● WRITTEN REQUEST: Wherever the word "Fehler" appears in the entries, copy the whole line.

● RECORDED DATA:

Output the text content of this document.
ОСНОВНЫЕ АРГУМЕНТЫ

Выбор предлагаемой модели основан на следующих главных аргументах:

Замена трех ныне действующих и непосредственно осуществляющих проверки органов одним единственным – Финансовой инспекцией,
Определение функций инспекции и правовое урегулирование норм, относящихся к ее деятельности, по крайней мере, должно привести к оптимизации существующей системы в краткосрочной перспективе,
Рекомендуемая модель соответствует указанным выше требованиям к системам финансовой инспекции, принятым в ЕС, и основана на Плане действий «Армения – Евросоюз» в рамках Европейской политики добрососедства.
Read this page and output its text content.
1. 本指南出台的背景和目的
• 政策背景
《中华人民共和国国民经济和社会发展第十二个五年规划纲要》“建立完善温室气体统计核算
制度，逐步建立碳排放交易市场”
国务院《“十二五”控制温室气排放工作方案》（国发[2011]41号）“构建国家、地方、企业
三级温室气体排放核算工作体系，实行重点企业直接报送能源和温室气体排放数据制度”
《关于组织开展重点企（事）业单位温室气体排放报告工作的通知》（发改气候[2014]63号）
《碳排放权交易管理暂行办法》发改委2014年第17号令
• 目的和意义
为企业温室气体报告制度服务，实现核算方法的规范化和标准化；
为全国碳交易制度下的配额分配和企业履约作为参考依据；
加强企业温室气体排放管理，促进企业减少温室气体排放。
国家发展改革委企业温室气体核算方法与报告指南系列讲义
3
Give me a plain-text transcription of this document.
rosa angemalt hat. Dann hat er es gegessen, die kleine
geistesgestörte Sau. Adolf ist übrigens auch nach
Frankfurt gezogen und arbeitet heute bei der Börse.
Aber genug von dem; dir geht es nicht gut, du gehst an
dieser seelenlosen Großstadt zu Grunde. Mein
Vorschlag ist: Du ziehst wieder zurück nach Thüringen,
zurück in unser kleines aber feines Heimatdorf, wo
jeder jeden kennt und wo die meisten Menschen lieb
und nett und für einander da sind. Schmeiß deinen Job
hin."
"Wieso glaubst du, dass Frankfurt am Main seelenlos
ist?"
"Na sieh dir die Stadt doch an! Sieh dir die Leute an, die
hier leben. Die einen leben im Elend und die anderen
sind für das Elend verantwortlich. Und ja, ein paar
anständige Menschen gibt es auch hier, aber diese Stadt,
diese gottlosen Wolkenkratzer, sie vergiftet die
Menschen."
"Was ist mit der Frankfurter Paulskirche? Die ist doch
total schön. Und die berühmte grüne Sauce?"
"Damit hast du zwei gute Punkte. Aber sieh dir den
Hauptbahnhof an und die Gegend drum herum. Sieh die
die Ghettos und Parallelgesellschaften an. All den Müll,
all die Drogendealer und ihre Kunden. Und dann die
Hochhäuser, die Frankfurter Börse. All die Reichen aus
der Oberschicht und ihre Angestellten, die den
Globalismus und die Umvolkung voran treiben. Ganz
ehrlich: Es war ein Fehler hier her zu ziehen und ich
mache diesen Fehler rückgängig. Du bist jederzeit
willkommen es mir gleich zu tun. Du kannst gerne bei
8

● SOLUTION TO THIS PROBLEM:
ehrlich: Es war ein Fehler hier her zu ziehen und ich
mache diesen Fehler rückgängig. Du bist jederzeit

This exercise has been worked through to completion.